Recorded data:
⟨

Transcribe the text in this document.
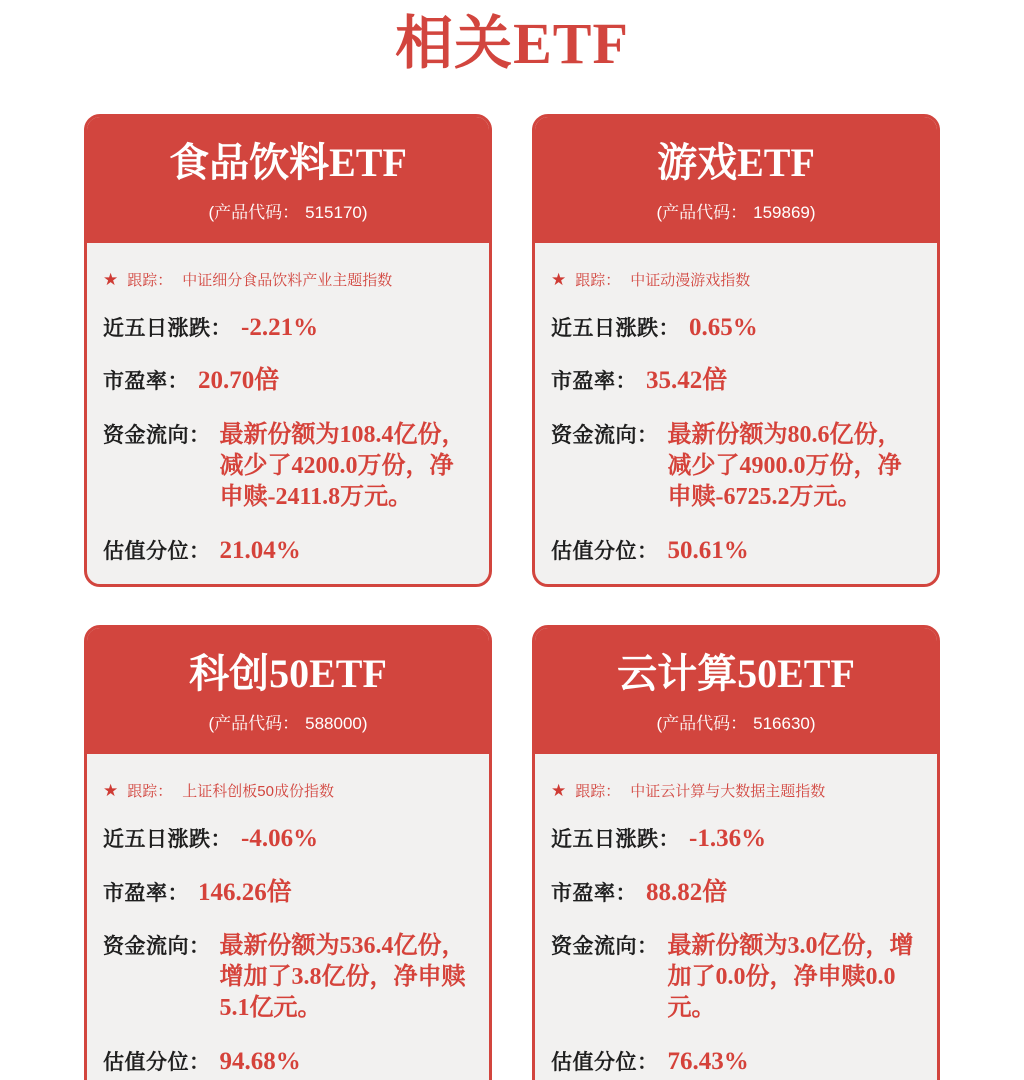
相关ETF
食品饮料ETF
(产品代码： 515170)
★ 跟踪： 中证细分食品饮料产业主题指数
近五日涨跌： -2.21%
市盈率： 20.70倍
资金流向： 最新份额为108.4亿份，减少了4200.0万份，净申赎-2411.8万元。
估值分位： 21.04%
游戏ETF
(产品代码： 159869)
★ 跟踪： 中证动漫游戏指数
近五日涨跌： 0.65%
市盈率： 35.42倍
资金流向： 最新份额为80.6亿份，减少了4900.0万份，净申赎-6725.2万元。
估值分位： 50.61%
科创50ETF
(产品代码： 588000)
★ 跟踪： 上证科创板50成份指数
近五日涨跌： -4.06%
市盈率： 146.26倍
资金流向： 最新份额为536.4亿份，增加了3.8亿份，净申赎5.1亿元。
估值分位： 94.68%
云计算50ETF
(产品代码： 516630)
★ 跟踪： 中证云计算与大数据主题指数
近五日涨跌： -1.36%
市盈率： 88.82倍
资金流向： 最新份额为3.0亿份，增加了0.0份，净申赎0.0元。
估值分位： 76.43%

⟩

- **WHAT TO PRODUCE**
Reproduce every record above exactly, but leave out the pictures.

- **ANSWER TO THIS EXERCISE**
Transcribe the text in this document.
相关ETF
食品饮料ETF
(产品代码： 515170)
★ 跟踪： 中证细分食品饮料产业主题指数
近五日涨跌： -2.21%
市盈率： 20.70倍
资金流向： 最新份额为108.4亿份，减少了4200.0万份，净申赎-2411.8万元。
估值分位： 21.04%
游戏ETF
(产品代码： 159869)
★ 跟踪： 中证动漫游戏指数
近五日涨跌： 0.65%
市盈率： 35.42倍
资金流向： 最新份额为80.6亿份，减少了4900.0万份，净申赎-6725.2万元。
估值分位： 50.61%
科创50ETF
(产品代码： 588000)
★ 跟踪： 上证科创板50成份指数
近五日涨跌： -4.06%
市盈率： 146.26倍
资金流向： 最新份额为536.4亿份，增加了3.8亿份，净申赎5.1亿元。
估值分位： 94.68%
云计算50ETF
(产品代码： 516630)
★ 跟踪： 中证云计算与大数据主题指数
近五日涨跌： -1.36%
市盈率： 88.82倍
资金流向： 最新份额为3.0亿份，增加了0.0份，净申赎0.0元。
估值分位： 76.43%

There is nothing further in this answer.